Count lines holding the word "Serviços". Only the number is wanted.

━━━━━━━━━━

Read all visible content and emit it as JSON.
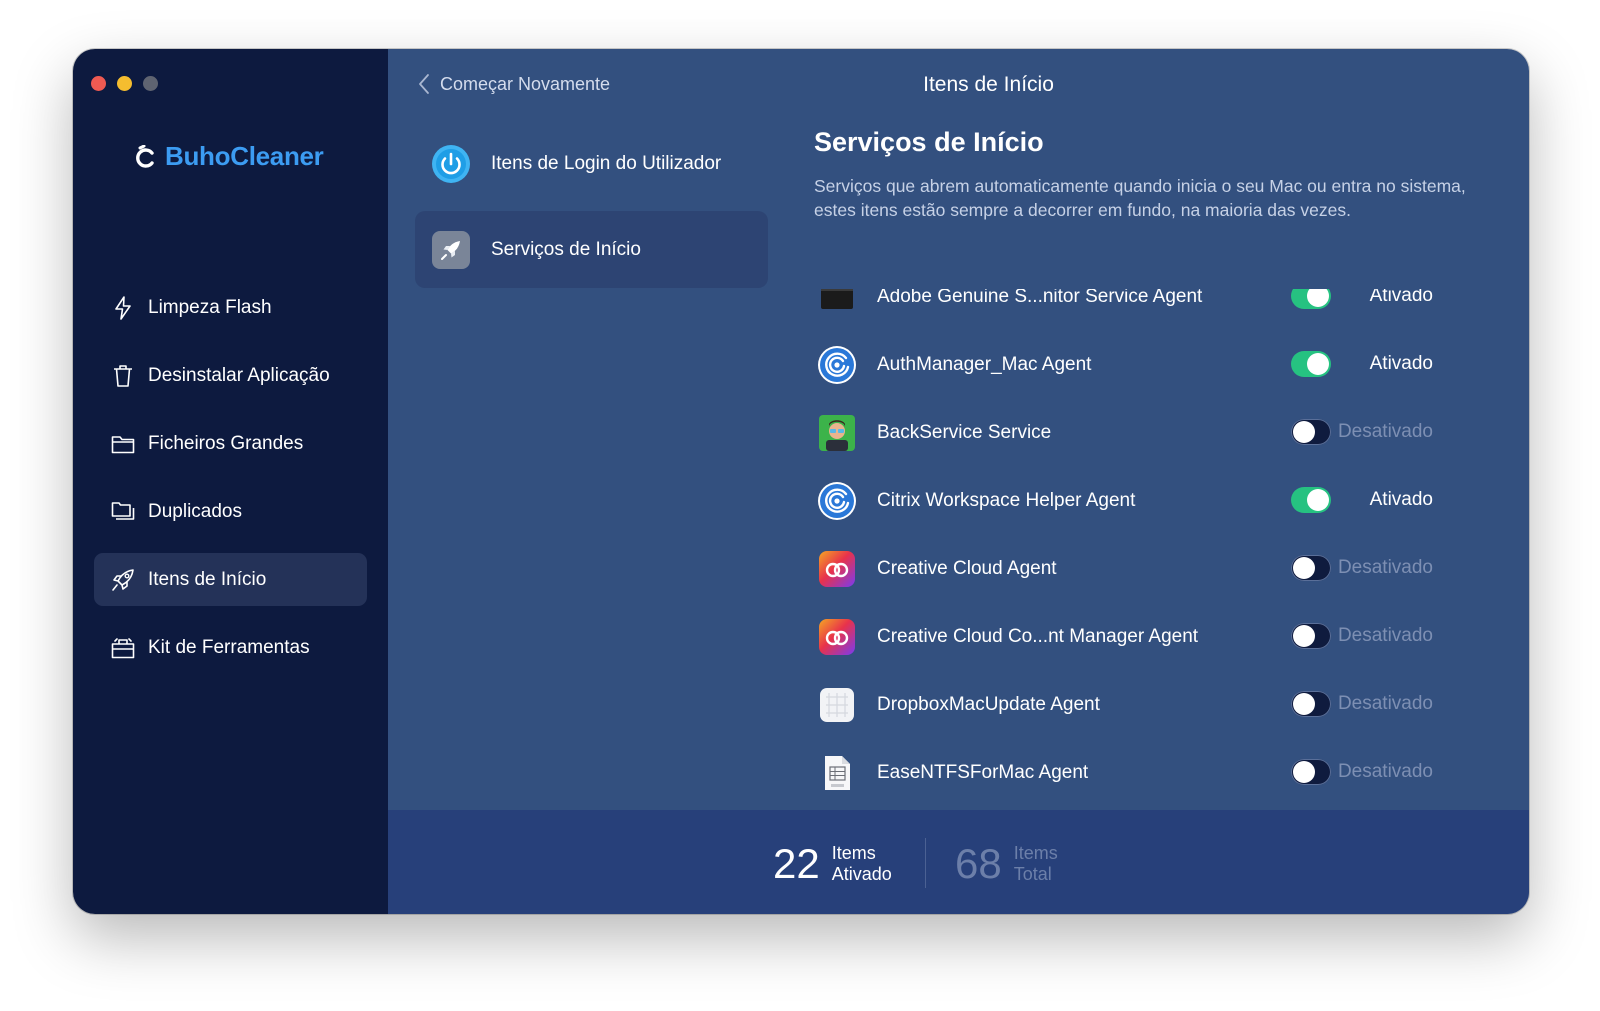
{
  "app": {
    "name": "BuhoCleaner",
    "brand_color": "#3c9cf2"
  },
  "sidebar": {
    "items": [
      {
        "label": "Limpeza Flash",
        "icon": "lightning-icon",
        "active": false
      },
      {
        "label": "Desinstalar Aplicação",
        "icon": "trash-icon",
        "active": false
      },
      {
        "label": "Ficheiros Grandes",
        "icon": "folder-icon",
        "active": false
      },
      {
        "label": "Duplicados",
        "icon": "duplicate-folders-icon",
        "active": false
      },
      {
        "label": "Itens de Início",
        "icon": "rocket-icon",
        "active": true
      },
      {
        "label": "Kit de Ferramentas",
        "icon": "toolbox-icon",
        "active": false
      }
    ]
  },
  "header": {
    "back_label": "Começar Novamente",
    "title": "Itens de Início"
  },
  "categories": [
    {
      "label": "Itens de Login do Utilizador",
      "icon": "power-icon",
      "active": false
    },
    {
      "label": "Serviços de Início",
      "icon": "rocket-icon",
      "active": true
    }
  ],
  "section": {
    "title": "Serviços de Início",
    "description": "Serviços que abrem automaticamente quando inicia o seu Mac ou entra no sistema, estes itens estão sempre a decorrer em fundo, na maioria das vezes."
  },
  "services": [
    {
      "name": "Adobe Genuine S...nitor Service Agent",
      "icon": "adobe-genuine-icon",
      "enabled": true,
      "status": "Ativado"
    },
    {
      "name": "AuthManager_Mac Agent",
      "icon": "citrix-icon",
      "enabled": true,
      "status": "Ativado"
    },
    {
      "name": "BackService Service",
      "icon": "backservice-avatar-icon",
      "enabled": false,
      "status": "Desativado"
    },
    {
      "name": "Citrix Workspace Helper Agent",
      "icon": "citrix-icon",
      "enabled": true,
      "status": "Ativado"
    },
    {
      "name": "Creative Cloud Agent",
      "icon": "creative-cloud-icon",
      "enabled": false,
      "status": "Desativado"
    },
    {
      "name": "Creative Cloud Co...nt Manager Agent",
      "icon": "creative-cloud-icon",
      "enabled": false,
      "status": "Desativado"
    },
    {
      "name": "DropboxMacUpdate Agent",
      "icon": "dropbox-update-icon",
      "enabled": false,
      "status": "Desativado"
    },
    {
      "name": "EaseNTFSForMac Agent",
      "icon": "plist-file-icon",
      "enabled": false,
      "status": "Desativado"
    }
  ],
  "footer": {
    "enabled_count": "22",
    "enabled_label_1": "Items",
    "enabled_label_2": "Ativado",
    "total_count": "68",
    "total_label_1": "Items",
    "total_label_2": "Total"
  },
  "colors": {
    "toggle_on": "#26c281",
    "sidebar_bg": "#0d1a3f",
    "main_bg": "#33507f"
  }
}
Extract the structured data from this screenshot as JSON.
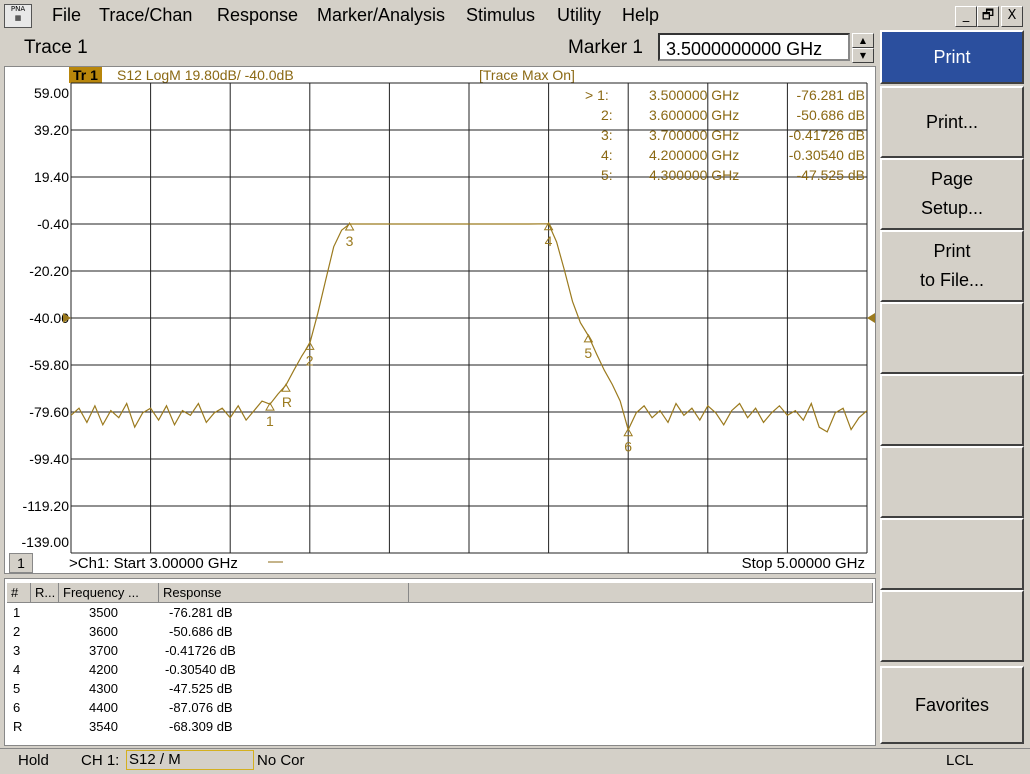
{
  "menu": {
    "app_icon_text": "PNA",
    "items": [
      "File",
      "Trace/Chan",
      "Response",
      "Marker/Analysis",
      "Stimulus",
      "Utility",
      "Help"
    ],
    "window_buttons": [
      "_",
      "🗗",
      "X"
    ]
  },
  "toolbar": {
    "trace_label": "Trace 1",
    "marker_label": "Marker 1",
    "marker_value": "3.5000000000 GHz"
  },
  "trace_header": {
    "tr_badge": "Tr  1",
    "trace_info": "S12 LogM 19.80dB/  -40.0dB",
    "trace_max": "[Trace Max On]"
  },
  "marker_readout": [
    {
      "id": "> 1:",
      "freq": "3.500000 GHz",
      "val": "-76.281 dB"
    },
    {
      "id": "2:",
      "freq": "3.600000 GHz",
      "val": "-50.686 dB"
    },
    {
      "id": "3:",
      "freq": "3.700000 GHz",
      "val": "-0.41726 dB"
    },
    {
      "id": "4:",
      "freq": "4.200000 GHz",
      "val": "-0.30540 dB"
    },
    {
      "id": "5:",
      "freq": "4.300000 GHz",
      "val": "-47.525 dB"
    }
  ],
  "y_ticks": [
    "59.00",
    "39.20",
    "19.40",
    "-0.40",
    "-20.20",
    "-40.00",
    "-59.80",
    "-79.60",
    "-99.40",
    "-119.20",
    "-139.00"
  ],
  "plot_footer": {
    "channel_num": "1",
    "start": ">Ch1: Start  3.00000 GHz",
    "stop": "Stop  5.00000 GHz"
  },
  "chart_data": {
    "type": "line",
    "title": "",
    "xlabel": "",
    "ylabel": "",
    "x_unit": "GHz",
    "y_unit": "dB",
    "xlim": [
      3.0,
      5.0
    ],
    "ylim": [
      -139.0,
      59.0
    ],
    "reference_level": -40.0,
    "grid": true,
    "series": [
      {
        "name": "S12",
        "color": "#9b7a1e",
        "x": [
          3.0,
          3.02,
          3.04,
          3.06,
          3.08,
          3.1,
          3.12,
          3.14,
          3.16,
          3.18,
          3.2,
          3.22,
          3.24,
          3.26,
          3.28,
          3.3,
          3.32,
          3.34,
          3.36,
          3.38,
          3.4,
          3.42,
          3.44,
          3.46,
          3.48,
          3.5,
          3.52,
          3.54,
          3.56,
          3.58,
          3.6,
          3.62,
          3.64,
          3.66,
          3.68,
          3.7,
          3.75,
          3.8,
          3.85,
          3.9,
          3.95,
          4.0,
          4.05,
          4.1,
          4.15,
          4.2,
          4.22,
          4.24,
          4.26,
          4.28,
          4.3,
          4.32,
          4.34,
          4.36,
          4.38,
          4.4,
          4.42,
          4.44,
          4.46,
          4.48,
          4.5,
          4.52,
          4.54,
          4.56,
          4.58,
          4.6,
          4.62,
          4.64,
          4.66,
          4.68,
          4.7,
          4.72,
          4.74,
          4.76,
          4.78,
          4.8,
          4.82,
          4.84,
          4.86,
          4.88,
          4.9,
          4.92,
          4.94,
          4.96,
          4.98,
          5.0
        ],
        "y": [
          -81,
          -78,
          -84,
          -77,
          -85,
          -79,
          -82,
          -76,
          -86,
          -80,
          -78,
          -83,
          -77,
          -85,
          -79,
          -81,
          -76,
          -84,
          -80,
          -78,
          -82,
          -77,
          -83,
          -79,
          -75,
          -76.3,
          -72,
          -68.3,
          -62,
          -56,
          -50.7,
          -38,
          -24,
          -10,
          -3,
          -0.4,
          -0.4,
          -0.4,
          -0.4,
          -0.4,
          -0.4,
          -0.4,
          -0.4,
          -0.4,
          -0.4,
          -0.3,
          -8,
          -20,
          -33,
          -42,
          -47.5,
          -55,
          -62,
          -68,
          -75,
          -87.1,
          -80,
          -77,
          -82,
          -79,
          -84,
          -76,
          -81,
          -78,
          -83,
          -77,
          -80,
          -85,
          -79,
          -76,
          -82,
          -78,
          -84,
          -80,
          -77,
          -81,
          -79,
          -83,
          -76,
          -86,
          -88,
          -80,
          -78,
          -87,
          -82,
          -79
        ]
      }
    ],
    "markers": [
      {
        "label": "1",
        "x": 3.5,
        "y": -76.281
      },
      {
        "label": "2",
        "x": 3.6,
        "y": -50.686
      },
      {
        "label": "3",
        "x": 3.7,
        "y": -0.41726
      },
      {
        "label": "4",
        "x": 4.2,
        "y": -0.3054
      },
      {
        "label": "5",
        "x": 4.3,
        "y": -47.525
      },
      {
        "label": "6",
        "x": 4.4,
        "y": -87.076
      },
      {
        "label": "R",
        "x": 3.54,
        "y": -68.309
      }
    ]
  },
  "table": {
    "headers": [
      "#",
      "R...",
      "Frequency ...",
      "Response"
    ],
    "rows": [
      {
        "id": "1",
        "freq": "3500",
        "resp": "-76.281 dB"
      },
      {
        "id": "2",
        "freq": "3600",
        "resp": "-50.686 dB"
      },
      {
        "id": "3",
        "freq": "3700",
        "resp": "-0.41726 dB"
      },
      {
        "id": "4",
        "freq": "4200",
        "resp": "-0.30540 dB"
      },
      {
        "id": "5",
        "freq": "4300",
        "resp": "-47.525 dB"
      },
      {
        "id": "6",
        "freq": "4400",
        "resp": "-87.076 dB"
      },
      {
        "id": "R",
        "freq": "3540",
        "resp": "-68.309 dB"
      }
    ]
  },
  "softkeys": {
    "print": "Print",
    "print_dialog": "Print...",
    "page_setup_1": "Page",
    "page_setup_2": "Setup...",
    "print_file_1": "Print",
    "print_file_2": "to File...",
    "favorites": "Favorites"
  },
  "status": {
    "hold": "Hold",
    "ch": "CH 1:",
    "meas": "S12 / M",
    "cor": "No Cor",
    "lcl": "LCL"
  },
  "colors": {
    "trace": "#9b7a1e",
    "active_softkey": "#2b4f9e",
    "chrome": "#d4d0c8"
  }
}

━━━━━━━━━━

[RESULT] 3